━━━━━ Text to read

Rule 4-10(a)(26) of Regulation S-X regarding the requirement to have obtained the financing needed to implement the project or having established a reasonable expectation that such financing will exist, as of the date the reserves are initially disclosed and at each subsequent disclosure date.

 

Rule 4-10(a)(31)(ii) of Regulation S-X and the answer to Question 131.04 in our Compliance and Disclosure Interpretations (C&DIs) regarding the requirement to have adopted a development plan indicting the undeveloped reserves are scheduled to be drilled within five years of initial disclosure as proved reserves.

 

The answer to Question 131.03 in our Compliance and Disclosure Interpretations (C&DIs) that describe the factors a company should consider in determining whether or not the specific circumstances justify a period longer than five years to begin development of its reserves.

 

Response:

 

We have reviewed the guidance provided under Rule 4-10(a)(26) regarding the requirement to have obtained the financing needed to implement the project or having established a reasonable expectation that such financing will exist; Rule 4-10(a)(31)(ii) of Regulation S-X and the answer to question 131.04 in the Compliance and Disclosure Interpretations (C&DIs) regarding the requirement to have adopted a development plan indicating the undeveloped reserves to be drilled within five years of initial disclosure; and the answer to Question 131.03 in the Compliance and Disclosure Interpretations (C&DIs) that describe the factors a company should consider in determining whether or not there exist specific circumstances to justify a period longer than five years to begin development of its reserves.

 

We agree with the staff’s belief that we will need to revise our disclosure of estimates of proved reserves as of February 28, 2022. We will be removing the estimated 273,265 barrels of proved undeveloped reserves that have remained undeveloped for a period greater than five years as presented in the original 10-K filing for the fiscal year ended February 28, 2022 from our disclosure.

━━━━━━━━━━
━━━━━ Data extract

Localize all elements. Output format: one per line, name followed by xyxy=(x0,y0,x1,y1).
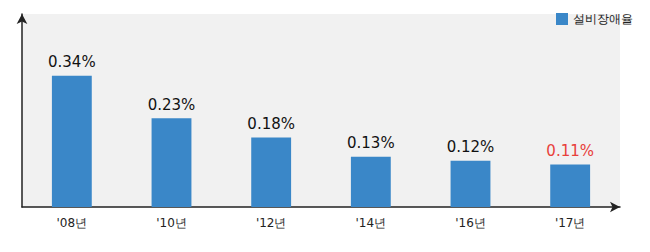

━━━━━━━━━━

Answer these from the response about proved reserves disclosure:
(a) Which rule of Regulation S-X covers the requirement to have obtained the financing needed to implement the project?
(b) Which question number in the Compliance and Disclosure Interpretations describes the factors for justifying a period longer than five years to begin development?
(c) How many barrels of proved undeveloped reserves will be removed from the disclosure?

## Exercise answer:
(a) Rule 4-10(a)(26)
(b) Question 131.03
(c) 273,265 barrels